Images of document pages with text
⁂

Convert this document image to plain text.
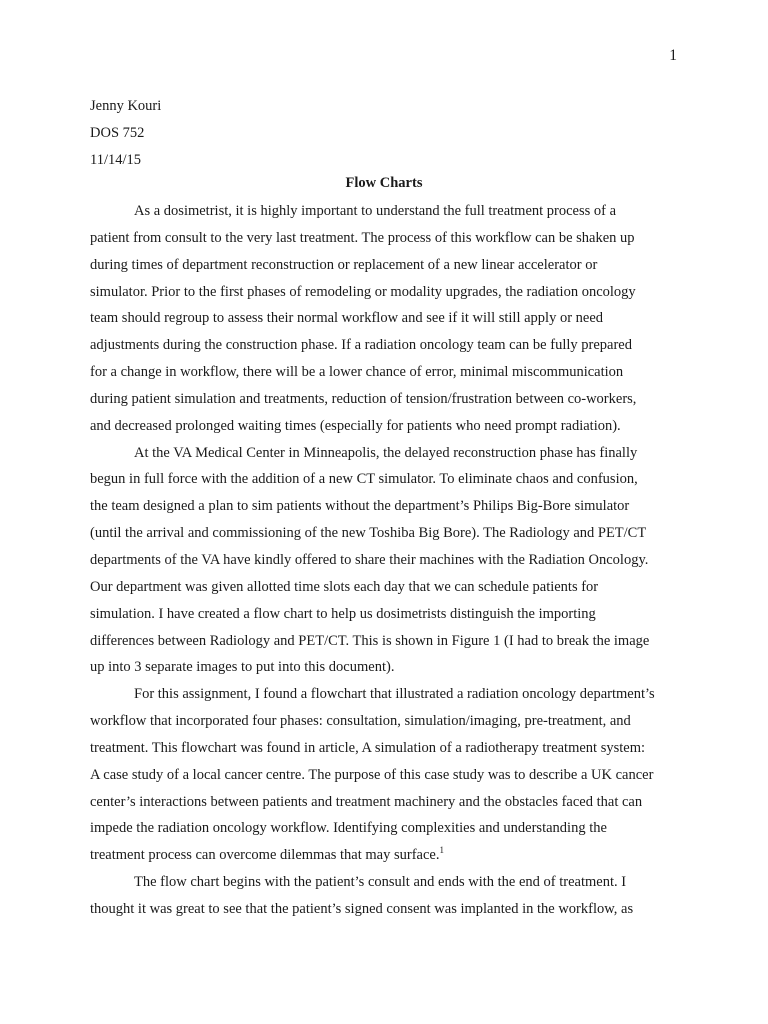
1
Jenny Kouri
DOS 752
11/14/15
Flow Charts
As a dosimetrist, it is highly important to understand the full treatment process of a
patient from consult to the very last treatment. The process of this workflow can be shaken up
during times of department reconstruction or replacement of a new linear accelerator or
simulator. Prior to the first phases of remodeling or modality upgrades, the radiation oncology
team should regroup to assess their normal workflow and see if it will still apply or need
adjustments during the construction phase. If a radiation oncology team can be fully prepared
for a change in workflow, there will be a lower chance of error, minimal miscommunication
during patient simulation and treatments, reduction of tension/frustration between co-workers,
and decreased prolonged waiting times (especially for patients who need prompt radiation).
At the VA Medical Center in Minneapolis, the delayed reconstruction phase has finally
begun in full force with the addition of a new CT simulator. To eliminate chaos and confusion,
the team designed a plan to sim patients without the department’s Philips Big-Bore simulator
(until the arrival and commissioning of the new Toshiba Big Bore). The Radiology and PET/CT
departments of the VA have kindly offered to share their machines with the Radiation Oncology.
Our department was given allotted time slots each day that we can schedule patients for
simulation. I have created a flow chart to help us dosimetrists distinguish the importing
differences between Radiology and PET/CT. This is shown in Figure 1 (I had to break the image
up into 3 separate images to put into this document).
For this assignment, I found a flowchart that illustrated a radiation oncology department’s
workflow that incorporated four phases: consultation, simulation/imaging, pre-treatment, and
treatment. This flowchart was found in article, A simulation of a radiotherapy treatment system:
A case study of a local cancer centre. The purpose of this case study was to describe a UK cancer
center’s interactions between patients and treatment machinery and the obstacles faced that can
impede the radiation oncology workflow. Identifying complexities and understanding the
treatment process can overcome dilemmas that may surface.$^1$
The flow chart begins with the patient’s consult and ends with the end of treatment. I
thought it was great to see that the patient’s signed consent was implanted in the workflow, as
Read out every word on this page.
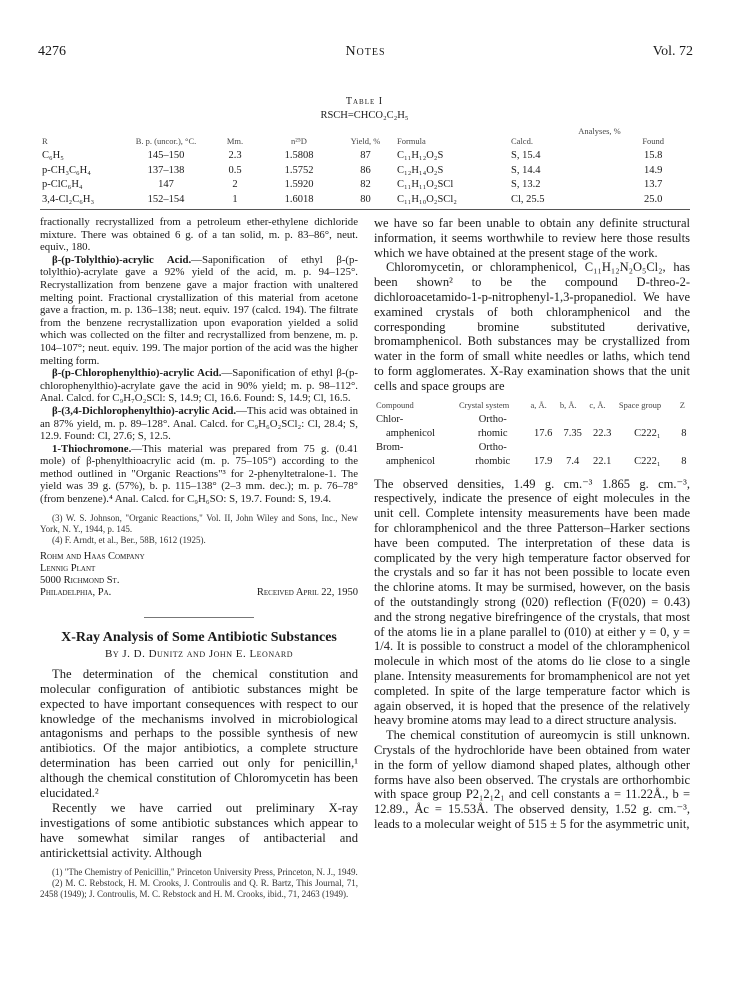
4276	Notes	Vol. 72
Table I
RSCH=CHCO₂C₂H₅
						Analyses, %	
R	B. p. (uncor.), °C.	Mm.	n²⁵D	Yield, %	Formula	Calcd.	Found
C₆H₅	145–150	2.3	1.5808	87	C₁₁H₁₂O₂S	S, 15.4	15.8
p-CH₃C₆H₄	137–138	0.5	1.5752	86	C₁₂H₁₄O₂S	S, 14.4	14.9
p-ClC₆H₄	147	2	1.5920	82	C₁₁H₁₁O₂SCl	S, 13.2	13.7
3,4-Cl₂C₆H₃	152–154	1	1.6018	80	C₁₁H₁₀O₂SCl₂	Cl, 25.5	25.0

fractionally recrystallized from a petroleum ether-ethylene dichloride mixture. There was obtained 6 g. of a tan solid, m. p. 83–86°, neut. equiv., 180.

β-(p-Tolylthio)-acrylic Acid.—Saponification of ethyl β-(p-tolylthio)-acrylate gave a 92% yield of the acid, m. p. 94–125°. Recrystallization from benzene gave a major fraction with unaltered melting point. Fractional crystallization of this material from acetone gave a fraction, m. p. 136–138; neut. equiv. 197 (calcd. 194). The filtrate from the benzene recrystallization upon evaporation yielded a solid which was collected on the filter and recrystallized from benzene, m. p. 104–107°; neut. equiv. 199. The major portion of the acid was the higher melting form.

β-(p-Chlorophenylthio)-acrylic Acid.—Saponification of ethyl β-(p-chlorophenylthio)-acrylate gave the acid in 90% yield; m. p. 98–112°. Anal. Calcd. for C₉H₇O₂SCl: S, 14.9; Cl, 16.6. Found: S, 14.9; Cl, 16.5.

β-(3,4-Dichlorophenylthio)-acrylic Acid.—This acid was obtained in an 87% yield, m. p. 89–128°. Anal. Calcd. for C₉H₆O₂SCl₂: Cl, 28.4; S, 12.9. Found: Cl, 27.6; S, 12.5.

1-Thiochromone.—This material was prepared from 75 g. (0.41 mole) of β-phenylthioacrylic acid (m. p. 75–105°) according to the method outlined in "Organic Reactions"³ for 2-phenyltetralone-1. The yield was 39 g. (57%), b. p. 115–138° (2–3 mm. dec.); m. p. 76–78° (from benzene).⁴ Anal. Calcd. for C₉H₆SO: S, 19.7. Found: S, 19.4.

(3) W. S. Johnson, "Organic Reactions," Vol. II, John Wiley and Sons, Inc., New York, N. Y., 1944, p. 145.

(4) F. Arndt, et al., Ber., 58B, 1612 (1925).

Rohm and Haas Company
Lennig Plant
5000 Richmond St.
Philadelphia, Pa.	Received April 22, 1950
X-Ray Analysis of Some Antibiotic Substances
By J. D. Dunitz and John E. Leonard

The determination of the chemical constitution and molecular configuration of antibiotic substances might be expected to have important consequences with respect to our knowledge of the mechanisms involved in microbiological antagonisms and perhaps to the possible synthesis of new antibiotics. Of the major antibiotics, a complete structure determination has been carried out only for penicillin,¹ although the chemical constitution of Chloromycetin has been elucidated.²

Recently we have carried out preliminary X-ray investigations of some antibiotic substances which appear to have somewhat similar ranges of antibacterial and antirickettsial activity. Although

(1) "The Chemistry of Penicillin," Princeton University Press, Princeton, N. J., 1949.

(2) M. C. Rebstock, H. M. Crooks, J. Controulis and Q. R. Bartz, This Journal, 71, 2458 (1949); J. Controulis, M. C. Rebstock and H. M. Crooks, ibid., 71, 2463 (1949).

we have so far been unable to obtain any definite structural information, it seems worthwhile to review here those results which we have obtained at the present stage of the work.

Chloromycetin, or chloramphenicol, C₁₁H₁₂N₂O₅Cl₂, has been shown² to be the compound D-threo-2-dichloroacetamido-1-p-nitrophenyl-1,3-propanediol. We have examined crystals of both chloramphenicol and the corresponding bromine substituted derivative, bromamphenicol. Both substances may be crystallized from water in the form of small white needles or laths, which tend to form agglomerates. X-Ray examination shows that the unit cells and space groups are

Compound	Crystal system	a, Å.	b, Å.	c, Å.	Space group	Z
Chlor-	Ortho-					
amphenicol	rhomic	17.6	7.35	22.3	C222₁	8
Brom-	Ortho-					
amphenicol	rhombic	17.9	7.4	22.1	C222₁	8

The observed densities, 1.49 g. cm.⁻³ 1.865 g. cm.⁻³, respectively, indicate the presence of eight molecules in the unit cell. Complete intensity measurements have been made for chloramphenicol and the three Patterson–Harker sections have been computed. The interpretation of these data is complicated by the very high temperature factor observed for the crystals and so far it has not been possible to locate even the chlorine atoms. It may be surmised, however, on the basis of the outstandingly strong (020) reflection (F(020) = 0.43) and the strong negative birefringence of the crystals, that most of the atoms lie in a plane parallel to (010) at either y = 0, y = 1/4. It is possible to construct a model of the chloramphenicol molecule in which most of the atoms do lie close to a single plane. Intensity measurements for bromamphenicol are not yet completed. In spite of the large temperature factor which is again observed, it is hoped that the presence of the relatively heavy bromine atoms may lead to a direct structure analysis.

The chemical constitution of aureomycin is still unknown. Crystals of the hydrochloride have been obtained from water in the form of yellow diamond shaped plates, although other forms have also been observed. The crystals are orthorhombic with space group P2₁2₁2₁ and cell constants a = 11.22Å., b = 12.89., Åc = 15.53Å. The observed density, 1.52 g. cm.⁻³, leads to a molecular weight of 515 ± 5 for the asymmetric unit,
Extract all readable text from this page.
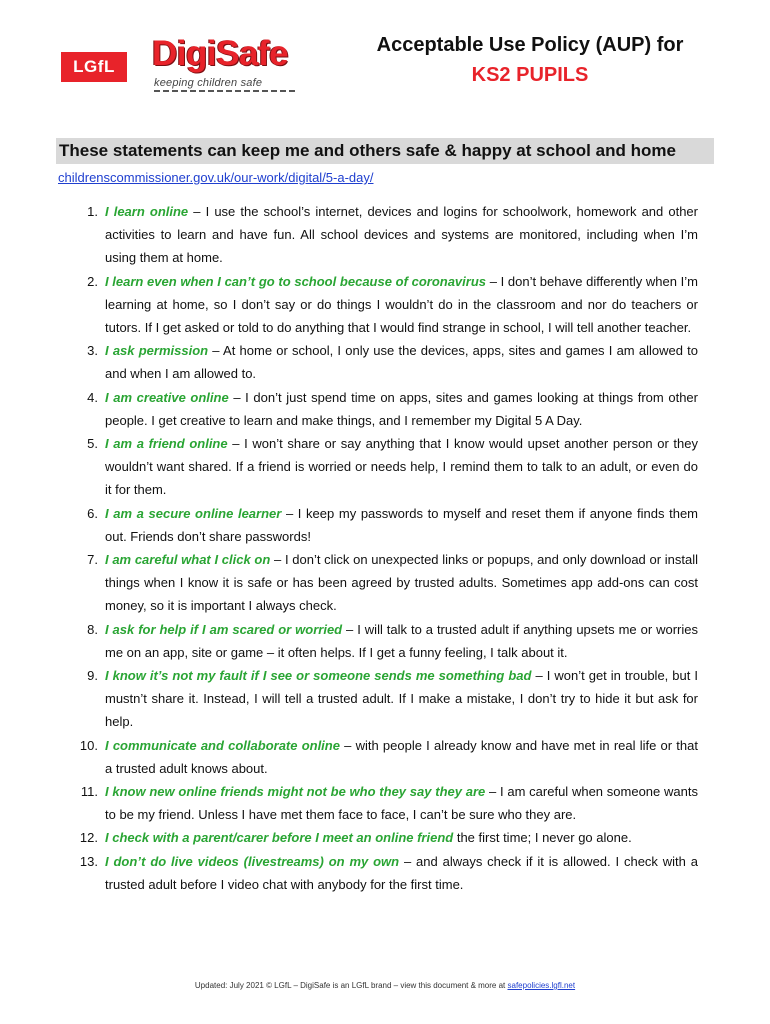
LGfL DigiSafe
keeping children safe
Acceptable Use Policy (AUP) for
KS2 PUPILS
These statements can keep me and others safe & happy at school and home
childrenscommissioner.gov.uk/our-work/digital/5-a-day/
1. I learn online – I use the school’s internet, devices and logins for schoolwork, homework and other activities to learn and have fun. All school devices and systems are monitored, including when I’m using them at home.
2. I learn even when I can’t go to school because of coronavirus – I don’t behave differently when I’m learning at home, so I don’t say or do things I wouldn’t do in the classroom and nor do teachers or tutors. If I get asked or told to do anything that I would find strange in school, I will tell another teacher.
3. I ask permission – At home or school, I only use the devices, apps, sites and games I am allowed to and when I am allowed to.
4. I am creative online – I don’t just spend time on apps, sites and games looking at things from other people. I get creative to learn and make things, and I remember my Digital 5 A Day.
5. I am a friend online – I won’t share or say anything that I know would upset another person or they wouldn’t want shared. If a friend is worried or needs help, I remind them to talk to an adult, or even do it for them.
6. I am a secure online learner – I keep my passwords to myself and reset them if anyone finds them out. Friends don’t share passwords!
7. I am careful what I click on – I don’t click on unexpected links or popups, and only download or install things when I know it is safe or has been agreed by trusted adults. Sometimes app add-ons can cost money, so it is important I always check.
8. I ask for help if I am scared or worried – I will talk to a trusted adult if anything upsets me or worries me on an app, site or game – it often helps. If I get a funny feeling, I talk about it.
9. I know it’s not my fault if I see or someone sends me something bad – I won’t get in trouble, but I mustn’t share it. Instead, I will tell a trusted adult. If I make a mistake, I don’t try to hide it but ask for help.
10. I communicate and collaborate online – with people I already know and have met in real life or that a trusted adult knows about.
11. I know new online friends might not be who they say they are – I am careful when someone wants to be my friend. Unless I have met them face to face, I can’t be sure who they are.
12. I check with a parent/carer before I meet an online friend the first time; I never go alone.
13. I don’t do live videos (livestreams) on my own – and always check if it is allowed. I check with a trusted adult before I video chat with anybody for the first time.
Updated: July 2021 © LGfL – DigiSafe is an LGfL brand – view this document & more at safepolicies.lgfl.net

⁂

- _Instructions to follow_
From the records above, pull every line that has the string "always" and copy it.

- _Written reply_
7. I am careful what I click on – I don’t click on unexpected links or popups, and only download or install things when I know it is safe or has been agreed by trusted adults. Sometimes app add-ons can cost money, so it is important I always check.
13. I don’t do live videos (livestreams) on my own – and always check if it is allowed. I check with a trusted adult before I video chat with anybody for the first time.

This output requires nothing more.